>> START
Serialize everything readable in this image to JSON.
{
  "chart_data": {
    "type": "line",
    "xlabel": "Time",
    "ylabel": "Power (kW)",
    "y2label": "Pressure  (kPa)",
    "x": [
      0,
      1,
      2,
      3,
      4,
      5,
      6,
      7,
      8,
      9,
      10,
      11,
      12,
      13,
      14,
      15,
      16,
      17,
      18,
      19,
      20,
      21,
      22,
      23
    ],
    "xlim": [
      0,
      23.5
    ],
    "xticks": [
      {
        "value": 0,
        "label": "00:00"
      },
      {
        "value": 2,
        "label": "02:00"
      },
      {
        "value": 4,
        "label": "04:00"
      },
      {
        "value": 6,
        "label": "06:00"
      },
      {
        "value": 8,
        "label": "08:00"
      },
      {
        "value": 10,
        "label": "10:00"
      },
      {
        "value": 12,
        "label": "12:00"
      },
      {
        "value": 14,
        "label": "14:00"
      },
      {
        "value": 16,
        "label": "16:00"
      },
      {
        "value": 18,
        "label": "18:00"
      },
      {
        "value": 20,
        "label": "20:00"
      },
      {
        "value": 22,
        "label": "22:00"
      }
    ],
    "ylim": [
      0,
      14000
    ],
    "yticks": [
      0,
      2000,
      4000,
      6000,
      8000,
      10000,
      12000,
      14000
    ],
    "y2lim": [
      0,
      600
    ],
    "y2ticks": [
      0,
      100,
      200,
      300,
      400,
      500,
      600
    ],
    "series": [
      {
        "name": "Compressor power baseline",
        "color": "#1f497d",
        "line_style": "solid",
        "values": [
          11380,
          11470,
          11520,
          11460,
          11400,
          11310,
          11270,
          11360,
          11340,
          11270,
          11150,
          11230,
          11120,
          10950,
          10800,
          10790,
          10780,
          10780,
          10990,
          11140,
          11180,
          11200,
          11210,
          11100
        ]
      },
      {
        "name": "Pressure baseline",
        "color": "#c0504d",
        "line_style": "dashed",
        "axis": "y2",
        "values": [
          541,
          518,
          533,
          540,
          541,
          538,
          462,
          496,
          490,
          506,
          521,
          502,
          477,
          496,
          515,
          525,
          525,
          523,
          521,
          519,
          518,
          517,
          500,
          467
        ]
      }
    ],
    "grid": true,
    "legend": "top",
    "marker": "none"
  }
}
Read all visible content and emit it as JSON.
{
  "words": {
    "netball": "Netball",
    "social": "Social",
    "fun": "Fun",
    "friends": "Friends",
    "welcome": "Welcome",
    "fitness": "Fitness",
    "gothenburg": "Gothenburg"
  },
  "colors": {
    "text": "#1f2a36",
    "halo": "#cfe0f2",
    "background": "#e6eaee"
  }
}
>> END
#### Given request:
What is needed here is an exact reproduction of all the entries.

#### Result for this exercise:
Serialize everything readable in this image to JSON.
{
  "chart_data": {
    "type": "line",
    "xlabel": "Time",
    "ylabel": "Power (kW)",
    "y2label": "Pressure  (kPa)",
    "x": [
      0,
      1,
      2,
      3,
      4,
      5,
      6,
      7,
      8,
      9,
      10,
      11,
      12,
      13,
      14,
      15,
      16,
      17,
      18,
      19,
      20,
      21,
      22,
      23
    ],
    "xlim": [
      0,
      23.5
    ],
    "xticks": [
      {
        "value": 0,
        "label": "00:00"
      },
      {
        "value": 2,
        "label": "02:00"
      },
      {
        "value": 4,
        "label": "04:00"
      },
      {
        "value": 6,
        "label": "06:00"
      },
      {
        "value": 8,
        "label": "08:00"
      },
      {
        "value": 10,
        "label": "10:00"
      },
      {
        "value": 12,
        "label": "12:00"
      },
      {
        "value": 14,
        "label": "14:00"
      },
      {
        "value": 16,
        "label": "16:00"
      },
      {
        "value": 18,
        "label": "18:00"
      },
      {
        "value": 20,
        "label": "20:00"
      },
      {
        "value": 22,
        "label": "22:00"
      }
    ],
    "ylim": [
      0,
      14000
    ],
    "yticks": [
      0,
      2000,
      4000,
      6000,
      8000,
      10000,
      12000,
      14000
    ],
    "y2lim": [
      0,
      600
    ],
    "y2ticks": [
      0,
      100,
      200,
      300,
      400,
      500,
      600
    ],
    "series": [
      {
        "name": "Compressor power baseline",
        "color": "#1f497d",
        "line_style": "solid",
        "values": [
          11380,
          11470,
          11520,
          11460,
          11400,
          11310,
          11270,
          11360,
          11340,
          11270,
          11150,
          11230,
          11120,
          10950,
          10800,
          10790,
          10780,
          10780,
          10990,
          11140,
          11180,
          11200,
          11210,
          11100
        ]
      },
      {
        "name": "Pressure baseline",
        "color": "#c0504d",
        "line_style": "dashed",
        "axis": "y2",
        "values": [
          541,
          518,
          533,
          540,
          541,
          538,
          462,
          496,
          490,
          506,
          521,
          502,
          477,
          496,
          515,
          525,
          525,
          523,
          521,
          519,
          518,
          517,
          500,
          467
        ]
      }
    ],
    "grid": true,
    "legend": "top",
    "marker": "none"
  }
}
Read all visible content and emit it as JSON.
{
  "words": {
    "netball": "Netball",
    "social": "Social",
    "fun": "Fun",
    "friends": "Friends",
    "welcome": "Welcome",
    "fitness": "Fitness",
    "gothenburg": "Gothenburg"
  },
  "colors": {
    "text": "#1f2a36",
    "halo": "#cfe0f2",
    "background": "#e6eaee"
  }
}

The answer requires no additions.